__Given problem__: Find all lines in the listing that include the word "объекта", then copy them.

-- Begin Source records --

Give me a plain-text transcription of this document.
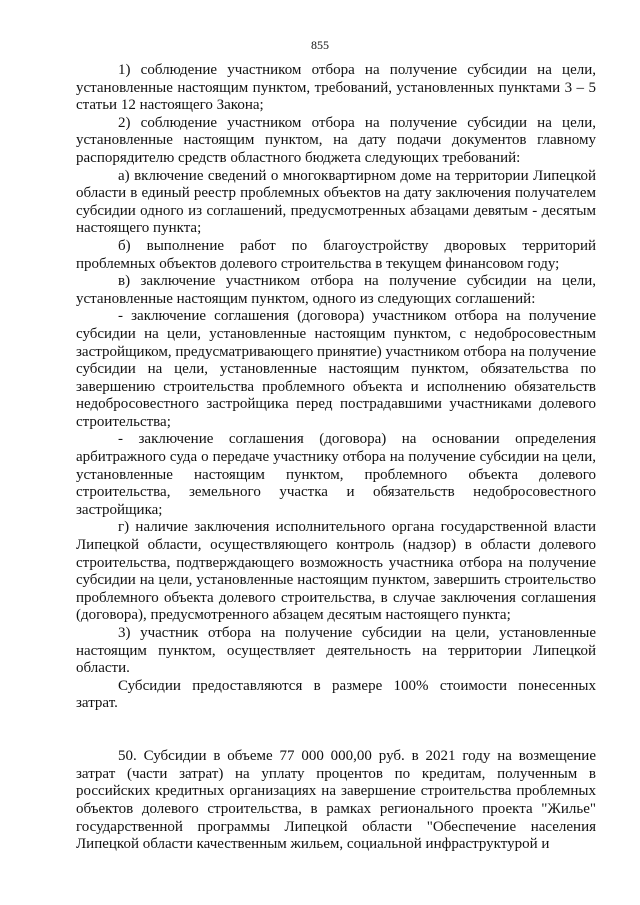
855

1) соблюдение участником отбора на получение субсидии на цели, установленные настоящим пунктом, требований, установленных пунктами 3 – 5 статьи 12 настоящего Закона;

2) соблюдение участником отбора на получение субсидии на цели, установленные настоящим пунктом, на дату подачи документов главному распорядителю средств областного бюджета следующих требований:

а) включение сведений о многоквартирном доме на территории Липецкой области в единый реестр проблемных объектов на дату заключения получателем субсидии одного из соглашений, предусмотренных абзацами девятым - десятым настоящего пункта;

б) выполнение работ по благоустройству дворовых территорий проблемных объектов долевого строительства в текущем финансовом году;

в) заключение участником отбора на получение субсидии на цели, установленные настоящим пунктом, одного из следующих соглашений:

- заключение соглашения (договора) участником отбора на получение субсидии на цели, установленные настоящим пунктом, с недобросовестным застройщиком, предусматривающего принятие) участником отбора на получение субсидии на цели, установленные настоящим пунктом, обязательства по завершению строительства проблемного объекта и исполнению обязательств недобросовестного застройщика перед пострадавшими участниками долевого строительства;

- заключение соглашения (договора) на основании определения арбитражного суда о передаче участнику отбора на получение субсидии на цели, установленные настоящим пунктом, проблемного объекта долевого строительства, земельного участка и обязательств недобросовестного застройщика;

г) наличие заключения исполнительного органа государственной власти Липецкой области, осуществляющего контроль (надзор) в области долевого строительства, подтверждающего возможность участника отбора на получение субсидии на цели, установленные настоящим пунктом, завершить строительство проблемного объекта долевого строительства, в случае заключения соглашения (договора), предусмотренного абзацем десятым настоящего пункта;

3) участник отбора на получение субсидии на цели, установленные настоящим пунктом, осуществляет деятельность на территории Липецкой области.

Субсидии предоставляются в размере 100% стоимости понесенных затрат.

50. Субсидии в объеме 77 000 000,00 руб. в 2021 году на возмещение затрат (части затрат) на уплату процентов по кредитам, полученным в российских кредитных организациях на завершение строительства проблемных объектов долевого строительства, в рамках регионального проекта "Жилье" государственной программы Липецкой области "Обеспечение населения Липецкой области качественным жильем, социальной инфраструктурой и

-- End Source records --

__Written answer__:
- заключение соглашения (договора) участником отбора на получение субсидии на цели, установленные настоящим пунктом, с недобросовестным застройщиком, предусматривающего принятие) участником отбора на получение субсидии на цели, установленные настоящим пунктом, обязательства по завершению строительства проблемного объекта и исполнению обязательств недобросовестного застройщика перед пострадавшими участниками долевого строительства;
- заключение соглашения (договора) на основании определения арбитражного суда о передаче участнику отбора на получение субсидии на цели, установленные настоящим пунктом, проблемного объекта долевого строительства, земельного участка и обязательств недобросовестного застройщика;
г) наличие заключения исполнительного органа государственной власти Липецкой области, осуществляющего контроль (надзор) в области долевого строительства, подтверждающего возможность участника отбора на получение субсидии на цели, установленные настоящим пунктом, завершить строительство проблемного объекта долевого строительства, в случае заключения соглашения (договора), предусмотренного абзацем десятым настоящего пункта;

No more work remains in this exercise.